(Collected data entries)
□ □ □ □ □ □ □

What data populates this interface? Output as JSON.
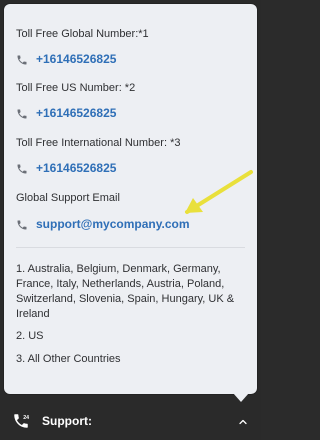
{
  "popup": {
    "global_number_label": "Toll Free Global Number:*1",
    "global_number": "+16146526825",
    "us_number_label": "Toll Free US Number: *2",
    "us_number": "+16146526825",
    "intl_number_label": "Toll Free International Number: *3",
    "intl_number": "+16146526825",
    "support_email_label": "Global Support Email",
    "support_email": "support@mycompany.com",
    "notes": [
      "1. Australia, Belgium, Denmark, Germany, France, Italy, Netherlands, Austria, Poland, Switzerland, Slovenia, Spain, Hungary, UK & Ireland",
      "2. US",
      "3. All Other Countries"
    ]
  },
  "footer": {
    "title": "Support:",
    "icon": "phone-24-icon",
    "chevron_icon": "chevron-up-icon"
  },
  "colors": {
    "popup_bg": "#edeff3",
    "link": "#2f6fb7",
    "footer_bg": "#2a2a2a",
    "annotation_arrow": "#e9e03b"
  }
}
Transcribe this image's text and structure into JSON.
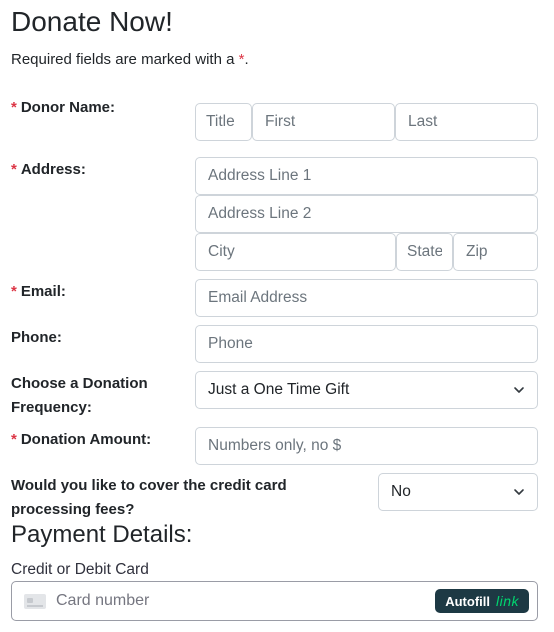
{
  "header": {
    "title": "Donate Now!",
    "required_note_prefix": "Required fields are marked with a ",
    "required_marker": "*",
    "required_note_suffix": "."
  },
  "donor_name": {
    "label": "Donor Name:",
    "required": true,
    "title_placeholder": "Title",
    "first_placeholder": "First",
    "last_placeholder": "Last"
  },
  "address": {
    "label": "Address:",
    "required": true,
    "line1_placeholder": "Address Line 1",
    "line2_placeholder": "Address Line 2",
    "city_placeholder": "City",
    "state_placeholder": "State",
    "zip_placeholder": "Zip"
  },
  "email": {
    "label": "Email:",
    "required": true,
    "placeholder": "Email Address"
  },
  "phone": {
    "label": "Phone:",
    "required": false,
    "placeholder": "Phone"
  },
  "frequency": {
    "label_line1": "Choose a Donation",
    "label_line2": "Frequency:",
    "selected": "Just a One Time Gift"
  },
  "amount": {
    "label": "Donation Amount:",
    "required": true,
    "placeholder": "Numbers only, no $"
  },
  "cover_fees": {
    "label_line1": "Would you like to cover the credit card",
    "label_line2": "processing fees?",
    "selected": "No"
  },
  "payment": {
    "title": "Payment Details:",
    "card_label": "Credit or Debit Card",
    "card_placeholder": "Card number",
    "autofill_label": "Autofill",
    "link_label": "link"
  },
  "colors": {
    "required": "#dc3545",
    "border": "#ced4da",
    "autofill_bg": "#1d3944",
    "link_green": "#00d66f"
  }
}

□ □ □ □ □ □ □

■ Task to complete: Transcribe the records verbatim and omit the images.

■ Solution to this exercise:
What data populates this interface? Output as JSON.
{
  "popup": {
    "global_number_label": "Toll Free Global Number:*1",
    "global_number": "+16146526825",
    "us_number_label": "Toll Free US Number: *2",
    "us_number": "+16146526825",
    "intl_number_label": "Toll Free International Number: *3",
    "intl_number": "+16146526825",
    "support_email_label": "Global Support Email",
    "support_email": "support@mycompany.com",
    "notes": [
      "1. Australia, Belgium, Denmark, Germany, France, Italy, Netherlands, Austria, Poland, Switzerland, Slovenia, Spain, Hungary, UK & Ireland",
      "2. US",
      "3. All Other Countries"
    ]
  },
  "footer": {
    "title": "Support:",
    "icon": "phone-24-icon",
    "chevron_icon": "chevron-up-icon"
  },
  "colors": {
    "popup_bg": "#edeff3",
    "link": "#2f6fb7",
    "footer_bg": "#2a2a2a",
    "annotation_arrow": "#e9e03b"
  }
}
Transcribe this image's text and structure into JSON.
{
  "header": {
    "title": "Donate Now!",
    "required_note_prefix": "Required fields are marked with a ",
    "required_marker": "*",
    "required_note_suffix": "."
  },
  "donor_name": {
    "label": "Donor Name:",
    "required": true,
    "title_placeholder": "Title",
    "first_placeholder": "First",
    "last_placeholder": "Last"
  },
  "address": {
    "label": "Address:",
    "required": true,
    "line1_placeholder": "Address Line 1",
    "line2_placeholder": "Address Line 2",
    "city_placeholder": "City",
    "state_placeholder": "State",
    "zip_placeholder": "Zip"
  },
  "email": {
    "label": "Email:",
    "required": true,
    "placeholder": "Email Address"
  },
  "phone": {
    "label": "Phone:",
    "required": false,
    "placeholder": "Phone"
  },
  "frequency": {
    "label_line1": "Choose a Donation",
    "label_line2": "Frequency:",
    "selected": "Just a One Time Gift"
  },
  "amount": {
    "label": "Donation Amount:",
    "required": true,
    "placeholder": "Numbers only, no $"
  },
  "cover_fees": {
    "label_line1": "Would you like to cover the credit card",
    "label_line2": "processing fees?",
    "selected": "No"
  },
  "payment": {
    "title": "Payment Details:",
    "card_label": "Credit or Debit Card",
    "card_placeholder": "Card number",
    "autofill_label": "Autofill",
    "link_label": "link"
  },
  "colors": {
    "required": "#dc3545",
    "border": "#ced4da",
    "autofill_bg": "#1d3944",
    "link_green": "#00d66f"
  }
}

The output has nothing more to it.